# Entries shown:

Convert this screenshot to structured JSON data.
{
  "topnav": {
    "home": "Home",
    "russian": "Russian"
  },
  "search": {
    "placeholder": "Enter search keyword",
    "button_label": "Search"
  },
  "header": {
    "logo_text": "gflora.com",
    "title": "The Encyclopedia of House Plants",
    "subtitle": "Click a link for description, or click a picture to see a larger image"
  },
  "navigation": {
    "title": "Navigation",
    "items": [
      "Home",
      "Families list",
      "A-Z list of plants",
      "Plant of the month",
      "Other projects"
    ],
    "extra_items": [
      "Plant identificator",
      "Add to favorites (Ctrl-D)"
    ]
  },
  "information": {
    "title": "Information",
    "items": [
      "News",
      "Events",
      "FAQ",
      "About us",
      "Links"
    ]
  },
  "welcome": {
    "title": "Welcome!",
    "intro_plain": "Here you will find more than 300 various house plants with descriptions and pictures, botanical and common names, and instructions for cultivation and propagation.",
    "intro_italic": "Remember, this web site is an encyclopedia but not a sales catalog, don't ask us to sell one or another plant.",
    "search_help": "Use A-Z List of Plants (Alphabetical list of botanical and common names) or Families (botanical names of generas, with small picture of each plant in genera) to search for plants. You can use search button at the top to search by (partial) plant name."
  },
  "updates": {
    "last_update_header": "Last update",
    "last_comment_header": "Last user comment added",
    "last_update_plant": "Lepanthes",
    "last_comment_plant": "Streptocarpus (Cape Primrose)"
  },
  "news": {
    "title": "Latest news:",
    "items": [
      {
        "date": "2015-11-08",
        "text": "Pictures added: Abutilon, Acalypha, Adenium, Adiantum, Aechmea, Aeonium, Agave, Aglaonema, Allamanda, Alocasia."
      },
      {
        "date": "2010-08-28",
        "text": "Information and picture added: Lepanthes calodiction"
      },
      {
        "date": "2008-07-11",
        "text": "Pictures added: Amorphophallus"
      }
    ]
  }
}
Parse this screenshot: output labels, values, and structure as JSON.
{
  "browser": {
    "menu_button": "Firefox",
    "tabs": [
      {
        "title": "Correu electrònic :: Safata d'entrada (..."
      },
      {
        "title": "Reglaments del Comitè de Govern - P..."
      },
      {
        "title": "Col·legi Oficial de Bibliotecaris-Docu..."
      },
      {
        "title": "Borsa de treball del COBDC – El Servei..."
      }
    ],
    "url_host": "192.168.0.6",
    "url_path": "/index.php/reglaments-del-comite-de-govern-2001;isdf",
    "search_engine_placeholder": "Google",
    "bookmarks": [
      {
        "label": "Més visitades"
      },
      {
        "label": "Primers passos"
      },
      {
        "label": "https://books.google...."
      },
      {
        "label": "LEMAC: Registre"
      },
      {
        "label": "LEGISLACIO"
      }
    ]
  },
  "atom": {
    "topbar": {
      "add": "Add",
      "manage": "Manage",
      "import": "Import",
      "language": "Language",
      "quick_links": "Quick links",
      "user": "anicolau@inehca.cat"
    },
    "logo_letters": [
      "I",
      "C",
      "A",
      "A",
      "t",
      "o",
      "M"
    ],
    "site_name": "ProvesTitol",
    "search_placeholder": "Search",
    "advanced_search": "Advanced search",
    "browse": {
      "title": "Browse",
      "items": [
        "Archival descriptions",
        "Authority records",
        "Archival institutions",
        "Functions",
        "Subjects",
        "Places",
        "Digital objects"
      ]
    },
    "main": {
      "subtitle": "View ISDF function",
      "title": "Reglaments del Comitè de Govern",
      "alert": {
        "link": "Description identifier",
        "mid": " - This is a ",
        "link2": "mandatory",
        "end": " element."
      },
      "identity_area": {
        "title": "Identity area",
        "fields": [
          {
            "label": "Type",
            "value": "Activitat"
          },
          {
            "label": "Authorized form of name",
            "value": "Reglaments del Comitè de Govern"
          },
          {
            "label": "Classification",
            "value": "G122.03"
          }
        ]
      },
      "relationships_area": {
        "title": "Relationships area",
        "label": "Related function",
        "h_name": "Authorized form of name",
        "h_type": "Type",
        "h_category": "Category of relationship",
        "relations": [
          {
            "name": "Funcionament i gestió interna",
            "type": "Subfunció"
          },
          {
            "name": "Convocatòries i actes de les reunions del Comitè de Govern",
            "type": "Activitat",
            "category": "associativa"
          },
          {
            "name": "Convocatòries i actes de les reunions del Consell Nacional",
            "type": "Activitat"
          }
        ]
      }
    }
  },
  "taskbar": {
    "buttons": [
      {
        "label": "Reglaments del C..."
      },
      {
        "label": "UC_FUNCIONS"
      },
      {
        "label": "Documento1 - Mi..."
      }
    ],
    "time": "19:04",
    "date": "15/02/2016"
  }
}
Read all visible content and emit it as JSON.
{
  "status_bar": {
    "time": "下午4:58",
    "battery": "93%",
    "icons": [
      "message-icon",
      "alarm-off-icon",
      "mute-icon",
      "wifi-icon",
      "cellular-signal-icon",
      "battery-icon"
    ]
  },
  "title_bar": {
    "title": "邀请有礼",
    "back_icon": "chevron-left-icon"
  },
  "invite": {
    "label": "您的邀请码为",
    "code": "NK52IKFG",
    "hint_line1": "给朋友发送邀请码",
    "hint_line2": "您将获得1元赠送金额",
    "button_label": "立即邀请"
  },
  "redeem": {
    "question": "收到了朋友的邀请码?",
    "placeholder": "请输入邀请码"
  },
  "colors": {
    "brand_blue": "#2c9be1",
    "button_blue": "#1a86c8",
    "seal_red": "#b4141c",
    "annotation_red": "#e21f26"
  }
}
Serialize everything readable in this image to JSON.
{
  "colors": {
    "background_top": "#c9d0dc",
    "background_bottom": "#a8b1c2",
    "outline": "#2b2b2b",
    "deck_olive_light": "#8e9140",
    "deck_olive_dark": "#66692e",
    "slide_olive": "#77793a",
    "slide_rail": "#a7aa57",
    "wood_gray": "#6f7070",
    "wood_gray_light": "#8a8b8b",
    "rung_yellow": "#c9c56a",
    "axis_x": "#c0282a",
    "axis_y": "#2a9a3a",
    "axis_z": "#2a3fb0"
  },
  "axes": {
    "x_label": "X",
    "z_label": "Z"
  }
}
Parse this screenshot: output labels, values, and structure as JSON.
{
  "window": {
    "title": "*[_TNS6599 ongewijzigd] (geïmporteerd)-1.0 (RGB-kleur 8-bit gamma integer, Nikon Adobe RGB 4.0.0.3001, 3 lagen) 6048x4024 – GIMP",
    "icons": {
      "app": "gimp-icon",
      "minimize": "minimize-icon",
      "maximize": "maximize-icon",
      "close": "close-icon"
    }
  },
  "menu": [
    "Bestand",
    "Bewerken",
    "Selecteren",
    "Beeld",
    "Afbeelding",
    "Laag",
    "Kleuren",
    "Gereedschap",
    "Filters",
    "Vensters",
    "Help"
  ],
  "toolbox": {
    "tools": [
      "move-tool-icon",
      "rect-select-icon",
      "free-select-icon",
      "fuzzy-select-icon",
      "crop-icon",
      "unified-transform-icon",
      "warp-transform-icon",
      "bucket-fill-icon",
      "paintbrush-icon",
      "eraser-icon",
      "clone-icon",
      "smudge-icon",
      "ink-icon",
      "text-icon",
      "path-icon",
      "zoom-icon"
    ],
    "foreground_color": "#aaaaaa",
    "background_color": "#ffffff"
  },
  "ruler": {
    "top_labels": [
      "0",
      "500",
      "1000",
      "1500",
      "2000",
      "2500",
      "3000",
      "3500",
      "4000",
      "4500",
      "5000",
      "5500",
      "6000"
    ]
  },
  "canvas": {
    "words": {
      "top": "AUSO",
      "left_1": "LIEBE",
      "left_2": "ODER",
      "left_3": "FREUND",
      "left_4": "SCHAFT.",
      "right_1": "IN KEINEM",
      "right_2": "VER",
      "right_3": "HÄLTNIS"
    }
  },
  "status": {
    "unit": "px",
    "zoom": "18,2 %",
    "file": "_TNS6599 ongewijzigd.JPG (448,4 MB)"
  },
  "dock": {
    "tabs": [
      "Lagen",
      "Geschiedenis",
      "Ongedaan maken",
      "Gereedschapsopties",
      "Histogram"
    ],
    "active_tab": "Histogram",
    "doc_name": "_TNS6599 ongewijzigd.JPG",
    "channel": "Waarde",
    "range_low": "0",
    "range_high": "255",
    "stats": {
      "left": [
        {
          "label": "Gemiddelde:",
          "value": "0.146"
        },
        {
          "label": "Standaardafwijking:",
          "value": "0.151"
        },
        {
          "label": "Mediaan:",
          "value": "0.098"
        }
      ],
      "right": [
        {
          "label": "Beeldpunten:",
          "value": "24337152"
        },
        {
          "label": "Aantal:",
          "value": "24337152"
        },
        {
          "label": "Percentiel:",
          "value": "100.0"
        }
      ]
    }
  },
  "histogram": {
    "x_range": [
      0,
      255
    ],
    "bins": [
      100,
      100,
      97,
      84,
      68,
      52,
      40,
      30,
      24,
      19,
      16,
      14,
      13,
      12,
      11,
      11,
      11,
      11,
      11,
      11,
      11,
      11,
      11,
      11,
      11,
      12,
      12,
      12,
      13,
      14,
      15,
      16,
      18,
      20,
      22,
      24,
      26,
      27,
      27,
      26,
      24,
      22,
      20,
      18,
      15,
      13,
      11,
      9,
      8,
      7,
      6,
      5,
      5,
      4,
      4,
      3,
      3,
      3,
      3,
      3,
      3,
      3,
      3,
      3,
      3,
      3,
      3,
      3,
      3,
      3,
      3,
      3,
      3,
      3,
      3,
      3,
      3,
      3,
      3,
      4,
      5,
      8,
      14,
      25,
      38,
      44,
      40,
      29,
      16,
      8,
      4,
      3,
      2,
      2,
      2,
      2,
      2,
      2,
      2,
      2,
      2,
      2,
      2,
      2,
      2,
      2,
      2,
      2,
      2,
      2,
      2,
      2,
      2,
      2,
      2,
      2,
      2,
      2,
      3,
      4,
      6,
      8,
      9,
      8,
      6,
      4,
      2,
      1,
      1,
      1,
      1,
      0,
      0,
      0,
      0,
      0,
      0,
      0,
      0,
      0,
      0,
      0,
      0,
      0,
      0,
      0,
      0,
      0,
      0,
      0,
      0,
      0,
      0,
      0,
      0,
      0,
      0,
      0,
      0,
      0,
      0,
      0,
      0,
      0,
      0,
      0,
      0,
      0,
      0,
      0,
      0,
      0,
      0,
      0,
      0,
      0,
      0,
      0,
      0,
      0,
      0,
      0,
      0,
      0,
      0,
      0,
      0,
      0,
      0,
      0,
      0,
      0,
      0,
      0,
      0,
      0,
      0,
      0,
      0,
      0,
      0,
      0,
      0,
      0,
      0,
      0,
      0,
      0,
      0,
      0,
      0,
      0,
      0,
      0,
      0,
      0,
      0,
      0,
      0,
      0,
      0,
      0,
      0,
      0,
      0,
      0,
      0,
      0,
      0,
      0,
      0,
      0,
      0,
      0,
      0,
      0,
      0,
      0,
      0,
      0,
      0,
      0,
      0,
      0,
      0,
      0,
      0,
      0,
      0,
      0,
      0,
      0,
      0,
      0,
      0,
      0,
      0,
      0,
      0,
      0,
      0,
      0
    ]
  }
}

# Instructions for the task:
Locate the word "JSON" in the records and collect each line it appears in.

# Solution to the exercise:
Convert this screenshot to structured JSON data.
Parse this screenshot: output labels, values, and structure as JSON.
Read all visible content and emit it as JSON.
Serialize everything readable in this image to JSON.
Parse this screenshot: output labels, values, and structure as JSON.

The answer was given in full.